AIM: Extract each line where the string "JSON" shows up.
------------------------------------------------
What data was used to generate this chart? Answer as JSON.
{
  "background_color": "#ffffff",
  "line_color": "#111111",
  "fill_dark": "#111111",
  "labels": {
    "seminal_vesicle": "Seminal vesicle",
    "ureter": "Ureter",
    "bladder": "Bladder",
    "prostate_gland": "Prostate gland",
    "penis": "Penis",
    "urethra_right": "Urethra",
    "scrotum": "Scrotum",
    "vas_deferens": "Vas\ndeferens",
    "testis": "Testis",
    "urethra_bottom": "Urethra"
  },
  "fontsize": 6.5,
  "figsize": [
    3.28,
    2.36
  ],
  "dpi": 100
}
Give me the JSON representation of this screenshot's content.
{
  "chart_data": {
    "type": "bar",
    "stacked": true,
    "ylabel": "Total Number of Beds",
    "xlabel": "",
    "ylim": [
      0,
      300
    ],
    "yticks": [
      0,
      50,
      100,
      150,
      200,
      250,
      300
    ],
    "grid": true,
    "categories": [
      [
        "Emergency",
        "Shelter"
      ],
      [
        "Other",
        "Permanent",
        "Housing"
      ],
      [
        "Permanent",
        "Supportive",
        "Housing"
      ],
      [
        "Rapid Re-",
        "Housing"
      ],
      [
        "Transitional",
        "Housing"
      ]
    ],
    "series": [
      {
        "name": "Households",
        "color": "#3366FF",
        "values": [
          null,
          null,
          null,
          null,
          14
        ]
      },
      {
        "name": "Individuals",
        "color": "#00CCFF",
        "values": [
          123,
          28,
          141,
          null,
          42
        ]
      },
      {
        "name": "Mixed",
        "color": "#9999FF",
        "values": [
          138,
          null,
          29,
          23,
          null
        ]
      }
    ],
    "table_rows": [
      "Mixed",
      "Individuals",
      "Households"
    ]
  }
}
------------------------------------------------
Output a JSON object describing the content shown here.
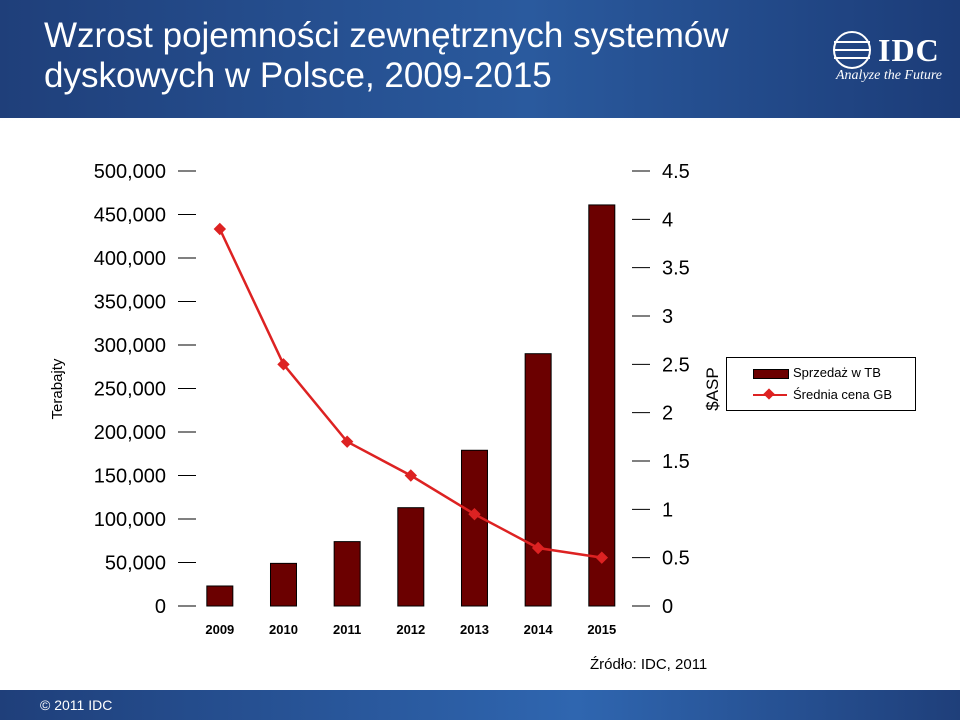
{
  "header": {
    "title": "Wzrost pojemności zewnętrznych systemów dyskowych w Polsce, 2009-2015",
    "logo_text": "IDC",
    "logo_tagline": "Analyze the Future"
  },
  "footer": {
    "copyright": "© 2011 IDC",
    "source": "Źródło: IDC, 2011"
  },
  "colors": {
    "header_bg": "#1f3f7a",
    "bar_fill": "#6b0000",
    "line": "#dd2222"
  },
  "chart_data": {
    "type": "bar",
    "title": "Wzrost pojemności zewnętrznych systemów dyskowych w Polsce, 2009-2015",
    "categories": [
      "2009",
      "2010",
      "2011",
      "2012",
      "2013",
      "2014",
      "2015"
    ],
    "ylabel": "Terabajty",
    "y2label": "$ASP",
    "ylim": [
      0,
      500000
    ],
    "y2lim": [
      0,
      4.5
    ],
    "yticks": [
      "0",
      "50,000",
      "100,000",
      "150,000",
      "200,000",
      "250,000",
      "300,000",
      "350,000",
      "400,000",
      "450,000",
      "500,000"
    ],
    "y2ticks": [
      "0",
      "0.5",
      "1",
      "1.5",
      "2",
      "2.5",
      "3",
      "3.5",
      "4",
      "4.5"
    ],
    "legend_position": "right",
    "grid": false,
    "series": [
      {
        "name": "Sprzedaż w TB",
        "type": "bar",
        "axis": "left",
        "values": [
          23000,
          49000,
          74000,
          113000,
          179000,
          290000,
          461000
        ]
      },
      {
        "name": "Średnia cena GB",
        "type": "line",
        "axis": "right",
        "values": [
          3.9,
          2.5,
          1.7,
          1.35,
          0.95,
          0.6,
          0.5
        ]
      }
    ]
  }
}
------------------------------------------------
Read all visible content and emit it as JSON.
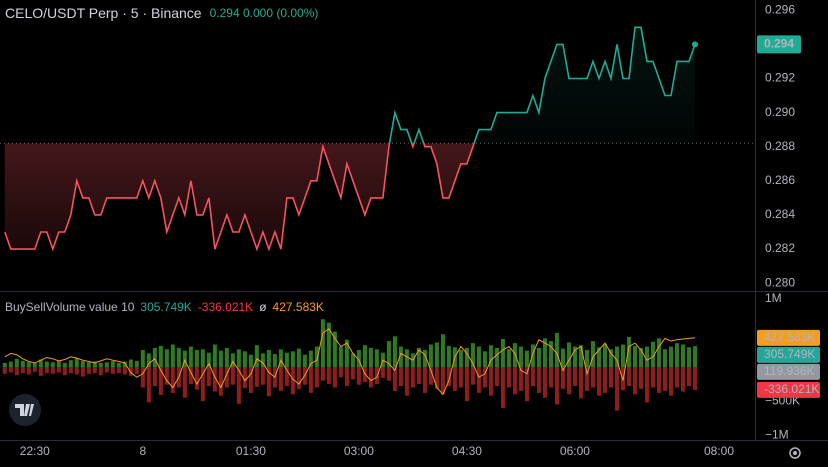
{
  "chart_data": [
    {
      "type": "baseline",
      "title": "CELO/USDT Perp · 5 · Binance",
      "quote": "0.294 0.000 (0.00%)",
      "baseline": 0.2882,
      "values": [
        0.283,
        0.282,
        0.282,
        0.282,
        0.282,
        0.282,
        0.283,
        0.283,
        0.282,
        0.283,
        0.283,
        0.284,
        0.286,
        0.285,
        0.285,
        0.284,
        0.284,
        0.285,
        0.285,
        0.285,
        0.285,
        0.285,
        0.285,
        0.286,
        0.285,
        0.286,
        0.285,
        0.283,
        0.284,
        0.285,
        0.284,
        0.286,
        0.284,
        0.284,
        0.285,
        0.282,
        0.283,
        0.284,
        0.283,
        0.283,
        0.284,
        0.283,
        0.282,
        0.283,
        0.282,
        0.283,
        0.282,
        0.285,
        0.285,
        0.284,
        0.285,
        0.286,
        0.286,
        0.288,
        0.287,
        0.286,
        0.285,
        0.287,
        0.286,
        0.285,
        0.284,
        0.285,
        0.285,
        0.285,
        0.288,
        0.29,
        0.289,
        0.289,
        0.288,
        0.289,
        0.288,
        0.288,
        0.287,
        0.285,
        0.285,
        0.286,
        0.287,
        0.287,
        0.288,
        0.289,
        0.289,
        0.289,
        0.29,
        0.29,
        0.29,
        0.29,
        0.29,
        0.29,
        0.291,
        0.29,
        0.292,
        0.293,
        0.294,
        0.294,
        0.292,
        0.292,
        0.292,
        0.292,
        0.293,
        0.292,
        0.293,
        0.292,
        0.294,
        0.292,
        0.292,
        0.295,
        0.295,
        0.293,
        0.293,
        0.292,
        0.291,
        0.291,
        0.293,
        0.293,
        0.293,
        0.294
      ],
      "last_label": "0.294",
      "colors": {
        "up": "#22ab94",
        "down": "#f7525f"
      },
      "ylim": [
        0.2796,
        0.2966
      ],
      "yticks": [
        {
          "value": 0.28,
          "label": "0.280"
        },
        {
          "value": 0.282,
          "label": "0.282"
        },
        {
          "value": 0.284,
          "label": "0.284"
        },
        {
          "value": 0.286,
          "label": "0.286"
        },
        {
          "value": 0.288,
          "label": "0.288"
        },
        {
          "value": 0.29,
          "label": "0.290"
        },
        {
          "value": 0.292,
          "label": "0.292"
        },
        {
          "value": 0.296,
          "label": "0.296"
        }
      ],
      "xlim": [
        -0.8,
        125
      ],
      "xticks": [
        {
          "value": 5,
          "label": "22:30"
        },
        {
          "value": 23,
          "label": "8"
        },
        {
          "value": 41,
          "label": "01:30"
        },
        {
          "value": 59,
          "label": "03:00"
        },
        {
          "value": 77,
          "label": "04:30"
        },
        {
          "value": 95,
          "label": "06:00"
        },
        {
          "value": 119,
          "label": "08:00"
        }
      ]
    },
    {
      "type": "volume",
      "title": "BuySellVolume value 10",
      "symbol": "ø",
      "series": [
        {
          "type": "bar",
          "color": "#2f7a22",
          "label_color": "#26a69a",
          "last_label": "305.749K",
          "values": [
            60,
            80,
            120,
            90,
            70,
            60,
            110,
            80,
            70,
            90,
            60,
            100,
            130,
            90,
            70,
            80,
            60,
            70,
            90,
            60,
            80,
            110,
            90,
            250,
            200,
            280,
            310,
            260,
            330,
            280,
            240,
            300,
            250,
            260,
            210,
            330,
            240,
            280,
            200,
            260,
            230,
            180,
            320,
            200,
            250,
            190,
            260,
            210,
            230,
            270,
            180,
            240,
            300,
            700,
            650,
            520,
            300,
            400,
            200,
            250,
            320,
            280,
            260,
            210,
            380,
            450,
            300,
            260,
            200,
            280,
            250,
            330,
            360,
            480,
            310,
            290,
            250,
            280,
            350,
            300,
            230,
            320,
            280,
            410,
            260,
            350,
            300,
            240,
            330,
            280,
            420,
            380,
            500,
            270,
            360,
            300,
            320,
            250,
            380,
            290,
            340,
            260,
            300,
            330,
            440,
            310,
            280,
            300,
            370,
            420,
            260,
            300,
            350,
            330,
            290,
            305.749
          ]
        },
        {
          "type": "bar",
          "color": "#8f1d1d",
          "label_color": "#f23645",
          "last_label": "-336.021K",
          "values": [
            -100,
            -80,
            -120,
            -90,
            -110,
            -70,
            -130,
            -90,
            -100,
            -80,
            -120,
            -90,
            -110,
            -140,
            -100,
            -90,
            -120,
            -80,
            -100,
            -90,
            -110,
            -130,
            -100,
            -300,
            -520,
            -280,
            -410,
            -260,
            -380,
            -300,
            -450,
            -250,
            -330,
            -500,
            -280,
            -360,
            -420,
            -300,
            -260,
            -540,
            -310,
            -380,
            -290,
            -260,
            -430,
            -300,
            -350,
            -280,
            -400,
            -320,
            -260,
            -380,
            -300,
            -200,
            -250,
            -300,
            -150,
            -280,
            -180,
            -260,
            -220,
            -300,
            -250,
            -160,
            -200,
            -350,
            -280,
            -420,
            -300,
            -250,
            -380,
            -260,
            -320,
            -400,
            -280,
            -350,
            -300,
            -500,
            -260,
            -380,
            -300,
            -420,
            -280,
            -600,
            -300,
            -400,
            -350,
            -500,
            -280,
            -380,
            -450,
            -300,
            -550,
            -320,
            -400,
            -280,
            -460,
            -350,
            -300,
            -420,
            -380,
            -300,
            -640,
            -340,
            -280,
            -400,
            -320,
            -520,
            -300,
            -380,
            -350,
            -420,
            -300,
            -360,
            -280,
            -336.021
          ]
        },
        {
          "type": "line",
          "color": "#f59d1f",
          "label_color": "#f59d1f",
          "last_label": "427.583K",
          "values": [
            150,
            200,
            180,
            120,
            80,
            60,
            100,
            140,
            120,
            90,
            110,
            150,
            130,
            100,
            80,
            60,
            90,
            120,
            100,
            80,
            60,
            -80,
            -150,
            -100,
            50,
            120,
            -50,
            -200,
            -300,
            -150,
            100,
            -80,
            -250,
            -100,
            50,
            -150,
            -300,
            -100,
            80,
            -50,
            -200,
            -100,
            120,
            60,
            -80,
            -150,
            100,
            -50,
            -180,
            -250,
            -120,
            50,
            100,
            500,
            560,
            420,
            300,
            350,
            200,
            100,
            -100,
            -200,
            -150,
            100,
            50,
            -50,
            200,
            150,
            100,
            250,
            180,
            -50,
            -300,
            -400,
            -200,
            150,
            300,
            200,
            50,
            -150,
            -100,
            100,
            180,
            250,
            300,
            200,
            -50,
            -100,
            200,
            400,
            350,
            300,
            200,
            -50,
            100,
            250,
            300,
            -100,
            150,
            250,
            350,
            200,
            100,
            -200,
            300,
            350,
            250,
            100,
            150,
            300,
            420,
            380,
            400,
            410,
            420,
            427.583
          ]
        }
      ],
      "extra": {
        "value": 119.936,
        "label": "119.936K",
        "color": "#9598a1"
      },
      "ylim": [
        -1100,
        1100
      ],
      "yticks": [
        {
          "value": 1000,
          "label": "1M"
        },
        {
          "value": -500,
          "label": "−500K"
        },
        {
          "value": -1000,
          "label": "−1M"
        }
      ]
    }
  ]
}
------------------------------------------------
FINAL RESULT:
What data was used to generate this chart? Answer as JSON.
Give me the JSON representation of this screenshot's content.
Output a JSON object describing the content shown here.
Read all visible content and emit it as JSON.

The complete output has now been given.